What to do
Keep every line where the word "time" appears; drop the rest.

Given information
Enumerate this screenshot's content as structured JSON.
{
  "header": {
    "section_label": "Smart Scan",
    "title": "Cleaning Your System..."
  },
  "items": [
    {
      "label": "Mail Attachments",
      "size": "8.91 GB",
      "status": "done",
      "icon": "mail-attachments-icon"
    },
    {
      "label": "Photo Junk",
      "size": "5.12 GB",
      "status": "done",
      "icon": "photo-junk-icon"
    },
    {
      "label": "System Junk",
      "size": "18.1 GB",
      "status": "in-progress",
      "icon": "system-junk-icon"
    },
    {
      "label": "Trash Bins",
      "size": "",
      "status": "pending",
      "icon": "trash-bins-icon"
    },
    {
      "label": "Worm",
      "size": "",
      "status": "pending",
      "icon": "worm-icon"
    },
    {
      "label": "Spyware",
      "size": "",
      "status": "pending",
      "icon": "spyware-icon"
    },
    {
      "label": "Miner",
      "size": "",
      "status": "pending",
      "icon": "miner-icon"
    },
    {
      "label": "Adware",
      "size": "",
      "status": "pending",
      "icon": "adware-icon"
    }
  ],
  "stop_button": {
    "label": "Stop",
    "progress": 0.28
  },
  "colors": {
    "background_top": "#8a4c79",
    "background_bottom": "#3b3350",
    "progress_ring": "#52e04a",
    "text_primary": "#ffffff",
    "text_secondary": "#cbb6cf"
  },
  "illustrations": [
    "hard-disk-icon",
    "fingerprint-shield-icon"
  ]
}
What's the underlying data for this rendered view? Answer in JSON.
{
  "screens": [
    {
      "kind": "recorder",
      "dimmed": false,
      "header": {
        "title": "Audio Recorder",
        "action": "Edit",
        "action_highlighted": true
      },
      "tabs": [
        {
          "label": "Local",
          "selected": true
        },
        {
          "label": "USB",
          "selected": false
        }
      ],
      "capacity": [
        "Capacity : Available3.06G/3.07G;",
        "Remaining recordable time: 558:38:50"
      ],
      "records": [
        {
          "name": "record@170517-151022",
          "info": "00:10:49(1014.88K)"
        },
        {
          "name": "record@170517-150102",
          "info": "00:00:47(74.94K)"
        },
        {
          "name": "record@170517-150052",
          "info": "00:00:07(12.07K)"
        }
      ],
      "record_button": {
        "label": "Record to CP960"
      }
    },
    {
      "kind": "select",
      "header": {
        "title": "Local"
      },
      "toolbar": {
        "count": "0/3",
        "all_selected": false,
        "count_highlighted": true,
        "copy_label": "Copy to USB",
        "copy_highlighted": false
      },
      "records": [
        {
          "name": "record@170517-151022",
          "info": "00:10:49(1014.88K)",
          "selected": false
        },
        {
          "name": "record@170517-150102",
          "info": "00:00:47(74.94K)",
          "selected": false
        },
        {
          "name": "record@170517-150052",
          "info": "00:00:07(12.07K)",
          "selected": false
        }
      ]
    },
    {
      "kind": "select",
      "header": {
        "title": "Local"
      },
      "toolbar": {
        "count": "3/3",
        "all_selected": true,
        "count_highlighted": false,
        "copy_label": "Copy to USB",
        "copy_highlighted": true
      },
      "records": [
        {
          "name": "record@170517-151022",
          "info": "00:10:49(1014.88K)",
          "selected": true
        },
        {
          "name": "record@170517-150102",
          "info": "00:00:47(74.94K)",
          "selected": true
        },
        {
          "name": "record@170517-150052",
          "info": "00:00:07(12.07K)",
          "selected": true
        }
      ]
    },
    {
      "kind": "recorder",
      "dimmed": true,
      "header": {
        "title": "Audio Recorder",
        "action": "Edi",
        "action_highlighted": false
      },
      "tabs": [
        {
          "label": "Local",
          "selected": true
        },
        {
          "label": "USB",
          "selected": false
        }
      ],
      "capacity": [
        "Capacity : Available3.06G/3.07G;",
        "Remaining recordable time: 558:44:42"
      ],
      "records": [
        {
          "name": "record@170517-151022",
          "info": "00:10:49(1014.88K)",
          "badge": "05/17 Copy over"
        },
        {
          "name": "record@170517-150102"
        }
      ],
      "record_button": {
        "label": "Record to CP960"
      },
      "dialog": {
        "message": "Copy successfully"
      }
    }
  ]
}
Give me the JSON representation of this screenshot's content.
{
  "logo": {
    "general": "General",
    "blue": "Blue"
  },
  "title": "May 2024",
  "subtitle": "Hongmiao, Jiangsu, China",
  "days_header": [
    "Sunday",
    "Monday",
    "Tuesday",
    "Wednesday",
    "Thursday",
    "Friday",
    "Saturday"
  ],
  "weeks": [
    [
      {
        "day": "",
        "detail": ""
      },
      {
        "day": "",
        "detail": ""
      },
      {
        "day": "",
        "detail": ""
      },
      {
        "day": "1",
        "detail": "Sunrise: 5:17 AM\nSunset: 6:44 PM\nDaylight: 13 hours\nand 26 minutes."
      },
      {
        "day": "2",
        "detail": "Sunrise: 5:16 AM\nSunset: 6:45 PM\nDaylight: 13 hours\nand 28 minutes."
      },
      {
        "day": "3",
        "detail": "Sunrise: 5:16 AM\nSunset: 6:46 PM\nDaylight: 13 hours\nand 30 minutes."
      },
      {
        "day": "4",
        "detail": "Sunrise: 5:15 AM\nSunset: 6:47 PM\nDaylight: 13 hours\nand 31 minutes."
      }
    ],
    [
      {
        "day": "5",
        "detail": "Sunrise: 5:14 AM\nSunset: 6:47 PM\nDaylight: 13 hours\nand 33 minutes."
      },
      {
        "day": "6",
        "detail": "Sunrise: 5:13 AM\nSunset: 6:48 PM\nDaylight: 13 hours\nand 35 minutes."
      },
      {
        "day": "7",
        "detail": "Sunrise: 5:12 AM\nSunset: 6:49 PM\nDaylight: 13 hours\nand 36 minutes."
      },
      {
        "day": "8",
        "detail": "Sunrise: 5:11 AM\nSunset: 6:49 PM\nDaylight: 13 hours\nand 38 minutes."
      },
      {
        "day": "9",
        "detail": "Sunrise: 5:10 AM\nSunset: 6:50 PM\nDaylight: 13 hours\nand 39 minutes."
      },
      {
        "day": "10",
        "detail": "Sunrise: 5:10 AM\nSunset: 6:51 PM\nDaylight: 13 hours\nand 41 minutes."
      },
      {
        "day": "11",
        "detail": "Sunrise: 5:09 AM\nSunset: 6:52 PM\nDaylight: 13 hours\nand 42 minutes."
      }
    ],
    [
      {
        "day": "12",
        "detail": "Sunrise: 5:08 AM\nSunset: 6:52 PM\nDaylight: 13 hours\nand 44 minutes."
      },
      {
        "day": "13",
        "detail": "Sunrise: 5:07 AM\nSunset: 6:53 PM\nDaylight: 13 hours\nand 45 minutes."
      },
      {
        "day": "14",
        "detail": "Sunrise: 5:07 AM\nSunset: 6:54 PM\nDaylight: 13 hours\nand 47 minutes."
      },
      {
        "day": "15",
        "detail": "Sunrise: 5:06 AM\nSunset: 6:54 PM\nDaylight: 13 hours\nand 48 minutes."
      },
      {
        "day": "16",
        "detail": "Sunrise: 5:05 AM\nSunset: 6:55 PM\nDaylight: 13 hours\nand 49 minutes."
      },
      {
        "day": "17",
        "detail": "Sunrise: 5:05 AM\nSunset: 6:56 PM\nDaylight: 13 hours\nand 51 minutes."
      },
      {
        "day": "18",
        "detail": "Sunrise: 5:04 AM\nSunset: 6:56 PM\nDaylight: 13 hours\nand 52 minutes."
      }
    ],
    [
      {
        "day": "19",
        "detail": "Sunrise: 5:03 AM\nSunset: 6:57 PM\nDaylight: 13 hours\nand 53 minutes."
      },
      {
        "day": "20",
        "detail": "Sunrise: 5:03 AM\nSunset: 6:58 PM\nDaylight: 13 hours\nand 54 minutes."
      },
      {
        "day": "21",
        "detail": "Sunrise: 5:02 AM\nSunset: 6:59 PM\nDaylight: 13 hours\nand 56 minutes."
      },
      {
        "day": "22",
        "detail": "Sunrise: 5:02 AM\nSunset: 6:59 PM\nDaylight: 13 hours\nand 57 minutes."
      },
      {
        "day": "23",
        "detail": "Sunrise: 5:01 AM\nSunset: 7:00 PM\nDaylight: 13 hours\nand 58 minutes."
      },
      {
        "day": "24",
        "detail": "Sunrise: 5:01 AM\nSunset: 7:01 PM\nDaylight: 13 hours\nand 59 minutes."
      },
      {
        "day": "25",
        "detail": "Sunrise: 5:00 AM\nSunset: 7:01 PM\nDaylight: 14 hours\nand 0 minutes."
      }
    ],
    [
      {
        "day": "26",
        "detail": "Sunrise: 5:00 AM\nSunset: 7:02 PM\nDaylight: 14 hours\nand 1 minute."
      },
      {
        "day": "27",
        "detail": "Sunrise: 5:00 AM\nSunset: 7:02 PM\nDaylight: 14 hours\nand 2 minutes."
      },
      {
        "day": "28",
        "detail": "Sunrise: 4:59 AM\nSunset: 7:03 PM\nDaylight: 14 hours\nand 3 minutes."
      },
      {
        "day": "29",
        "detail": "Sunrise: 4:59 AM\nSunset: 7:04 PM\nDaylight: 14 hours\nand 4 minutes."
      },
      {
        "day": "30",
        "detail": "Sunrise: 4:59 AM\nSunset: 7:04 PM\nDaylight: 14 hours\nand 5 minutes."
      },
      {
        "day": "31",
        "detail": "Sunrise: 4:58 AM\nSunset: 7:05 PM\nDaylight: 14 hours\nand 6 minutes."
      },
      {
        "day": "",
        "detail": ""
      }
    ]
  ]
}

Task answer
        "Remaining recordable time: 558:38:50"
        "Remaining recordable time: 558:44:42"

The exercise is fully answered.